■ Brief
Find every line in the records below that contains the word "document", and copy each such line.

■ Dataset extract
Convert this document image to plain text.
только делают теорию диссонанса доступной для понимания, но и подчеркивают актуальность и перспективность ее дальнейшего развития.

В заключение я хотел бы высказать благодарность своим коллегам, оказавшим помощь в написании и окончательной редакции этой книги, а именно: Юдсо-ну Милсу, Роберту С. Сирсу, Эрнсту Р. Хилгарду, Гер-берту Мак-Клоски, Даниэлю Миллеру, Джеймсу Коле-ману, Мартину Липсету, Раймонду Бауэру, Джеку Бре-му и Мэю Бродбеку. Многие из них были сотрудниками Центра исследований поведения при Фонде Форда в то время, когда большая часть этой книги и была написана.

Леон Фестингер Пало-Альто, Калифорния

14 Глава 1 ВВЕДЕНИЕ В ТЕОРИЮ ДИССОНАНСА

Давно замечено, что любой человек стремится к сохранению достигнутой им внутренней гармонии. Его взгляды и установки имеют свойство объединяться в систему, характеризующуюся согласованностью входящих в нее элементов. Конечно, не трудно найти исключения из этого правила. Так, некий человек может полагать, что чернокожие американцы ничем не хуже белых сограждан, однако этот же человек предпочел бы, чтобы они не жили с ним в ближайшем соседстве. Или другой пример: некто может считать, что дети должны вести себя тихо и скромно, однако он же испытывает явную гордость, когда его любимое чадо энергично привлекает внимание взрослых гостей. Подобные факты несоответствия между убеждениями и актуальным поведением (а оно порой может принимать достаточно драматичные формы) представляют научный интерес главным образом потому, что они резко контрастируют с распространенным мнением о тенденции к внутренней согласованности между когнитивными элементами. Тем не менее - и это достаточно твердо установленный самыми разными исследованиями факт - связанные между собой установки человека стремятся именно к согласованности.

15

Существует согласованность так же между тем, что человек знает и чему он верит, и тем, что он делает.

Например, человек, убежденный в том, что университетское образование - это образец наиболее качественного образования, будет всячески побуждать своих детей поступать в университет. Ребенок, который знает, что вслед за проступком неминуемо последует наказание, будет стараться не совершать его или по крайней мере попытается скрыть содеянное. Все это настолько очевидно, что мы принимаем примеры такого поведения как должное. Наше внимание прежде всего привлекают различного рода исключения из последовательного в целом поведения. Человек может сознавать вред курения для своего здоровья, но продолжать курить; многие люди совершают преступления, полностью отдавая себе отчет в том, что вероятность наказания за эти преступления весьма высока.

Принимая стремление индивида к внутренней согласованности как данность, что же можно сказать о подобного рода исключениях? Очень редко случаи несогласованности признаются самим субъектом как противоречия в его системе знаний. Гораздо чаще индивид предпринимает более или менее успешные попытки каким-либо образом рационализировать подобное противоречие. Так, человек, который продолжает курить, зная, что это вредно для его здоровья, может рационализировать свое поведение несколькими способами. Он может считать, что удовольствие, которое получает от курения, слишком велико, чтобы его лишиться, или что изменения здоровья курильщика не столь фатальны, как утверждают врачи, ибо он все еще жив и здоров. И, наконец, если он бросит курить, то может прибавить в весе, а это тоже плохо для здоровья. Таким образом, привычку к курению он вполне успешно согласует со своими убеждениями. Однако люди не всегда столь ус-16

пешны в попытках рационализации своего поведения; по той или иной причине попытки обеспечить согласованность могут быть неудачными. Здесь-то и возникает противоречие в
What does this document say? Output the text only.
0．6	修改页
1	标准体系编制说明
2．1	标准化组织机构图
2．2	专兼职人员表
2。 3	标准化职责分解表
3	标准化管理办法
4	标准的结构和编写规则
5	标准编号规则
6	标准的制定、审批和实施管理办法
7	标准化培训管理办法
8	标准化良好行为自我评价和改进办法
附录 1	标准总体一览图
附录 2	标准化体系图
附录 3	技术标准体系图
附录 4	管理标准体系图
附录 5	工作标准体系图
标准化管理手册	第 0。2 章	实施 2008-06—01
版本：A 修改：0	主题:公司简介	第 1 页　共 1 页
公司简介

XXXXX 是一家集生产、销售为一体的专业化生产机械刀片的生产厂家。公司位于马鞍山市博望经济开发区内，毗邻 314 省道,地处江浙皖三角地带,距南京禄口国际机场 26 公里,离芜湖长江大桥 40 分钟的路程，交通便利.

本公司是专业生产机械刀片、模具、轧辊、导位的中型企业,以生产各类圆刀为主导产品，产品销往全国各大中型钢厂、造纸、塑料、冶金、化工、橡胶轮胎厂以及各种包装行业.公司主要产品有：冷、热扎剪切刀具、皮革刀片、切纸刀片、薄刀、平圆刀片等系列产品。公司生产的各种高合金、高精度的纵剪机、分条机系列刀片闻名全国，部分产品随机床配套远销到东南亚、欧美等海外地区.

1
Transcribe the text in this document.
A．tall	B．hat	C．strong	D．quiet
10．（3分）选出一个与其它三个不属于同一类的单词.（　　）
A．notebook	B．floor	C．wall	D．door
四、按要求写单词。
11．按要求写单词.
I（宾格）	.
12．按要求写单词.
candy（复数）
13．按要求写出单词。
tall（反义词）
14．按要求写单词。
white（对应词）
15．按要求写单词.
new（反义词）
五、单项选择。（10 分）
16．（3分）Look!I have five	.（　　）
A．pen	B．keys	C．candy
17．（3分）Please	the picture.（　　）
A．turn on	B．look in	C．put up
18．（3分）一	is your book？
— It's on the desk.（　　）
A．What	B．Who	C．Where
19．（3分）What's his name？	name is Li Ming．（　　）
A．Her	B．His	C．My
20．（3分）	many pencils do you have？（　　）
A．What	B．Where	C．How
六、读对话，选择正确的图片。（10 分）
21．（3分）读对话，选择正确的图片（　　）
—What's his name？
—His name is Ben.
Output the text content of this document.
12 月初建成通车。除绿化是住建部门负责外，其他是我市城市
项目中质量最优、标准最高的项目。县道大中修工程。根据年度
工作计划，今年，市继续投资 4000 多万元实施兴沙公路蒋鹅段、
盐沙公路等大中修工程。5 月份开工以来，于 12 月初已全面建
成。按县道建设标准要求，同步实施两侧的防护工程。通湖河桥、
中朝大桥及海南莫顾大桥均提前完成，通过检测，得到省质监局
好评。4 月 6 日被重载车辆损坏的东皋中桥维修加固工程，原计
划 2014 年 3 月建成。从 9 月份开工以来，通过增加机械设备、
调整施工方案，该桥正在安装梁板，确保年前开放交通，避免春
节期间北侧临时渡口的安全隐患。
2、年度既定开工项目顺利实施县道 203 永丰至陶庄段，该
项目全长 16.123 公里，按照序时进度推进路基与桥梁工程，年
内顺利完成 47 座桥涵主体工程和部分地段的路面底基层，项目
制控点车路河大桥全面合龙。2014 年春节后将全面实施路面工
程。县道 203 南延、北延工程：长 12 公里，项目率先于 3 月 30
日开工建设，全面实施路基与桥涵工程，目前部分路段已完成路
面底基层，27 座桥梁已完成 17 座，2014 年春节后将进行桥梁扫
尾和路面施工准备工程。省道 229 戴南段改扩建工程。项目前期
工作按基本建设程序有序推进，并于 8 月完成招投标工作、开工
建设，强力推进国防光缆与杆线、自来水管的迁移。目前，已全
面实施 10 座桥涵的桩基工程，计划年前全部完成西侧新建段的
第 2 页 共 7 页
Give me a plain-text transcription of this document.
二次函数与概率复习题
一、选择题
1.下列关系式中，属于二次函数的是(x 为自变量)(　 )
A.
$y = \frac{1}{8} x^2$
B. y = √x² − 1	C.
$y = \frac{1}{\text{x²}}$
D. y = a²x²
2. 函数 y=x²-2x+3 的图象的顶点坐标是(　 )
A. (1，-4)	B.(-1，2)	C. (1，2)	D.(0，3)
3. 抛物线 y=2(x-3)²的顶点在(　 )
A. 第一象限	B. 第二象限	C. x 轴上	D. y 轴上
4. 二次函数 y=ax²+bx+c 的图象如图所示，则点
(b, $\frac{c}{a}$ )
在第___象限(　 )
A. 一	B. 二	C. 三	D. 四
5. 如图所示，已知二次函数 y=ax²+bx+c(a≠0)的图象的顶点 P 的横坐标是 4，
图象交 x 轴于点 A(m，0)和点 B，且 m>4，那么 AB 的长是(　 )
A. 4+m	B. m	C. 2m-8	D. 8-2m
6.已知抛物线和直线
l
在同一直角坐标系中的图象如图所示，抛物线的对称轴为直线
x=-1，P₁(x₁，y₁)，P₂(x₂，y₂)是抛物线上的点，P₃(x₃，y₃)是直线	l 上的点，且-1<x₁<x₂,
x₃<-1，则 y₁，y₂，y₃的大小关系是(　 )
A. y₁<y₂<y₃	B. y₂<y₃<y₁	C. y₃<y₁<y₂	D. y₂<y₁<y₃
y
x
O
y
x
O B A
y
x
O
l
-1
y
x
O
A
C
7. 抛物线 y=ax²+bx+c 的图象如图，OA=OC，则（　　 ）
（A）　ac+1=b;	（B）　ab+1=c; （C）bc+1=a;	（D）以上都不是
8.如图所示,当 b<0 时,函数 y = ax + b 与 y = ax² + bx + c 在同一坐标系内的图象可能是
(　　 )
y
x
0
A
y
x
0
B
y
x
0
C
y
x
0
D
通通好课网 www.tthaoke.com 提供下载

■ The response
Convert this document image to plain text.
What does this document say? Output the text only.
Transcribe the text in this document.
Output the text content of this document.
Give me a plain-text transcription of this document.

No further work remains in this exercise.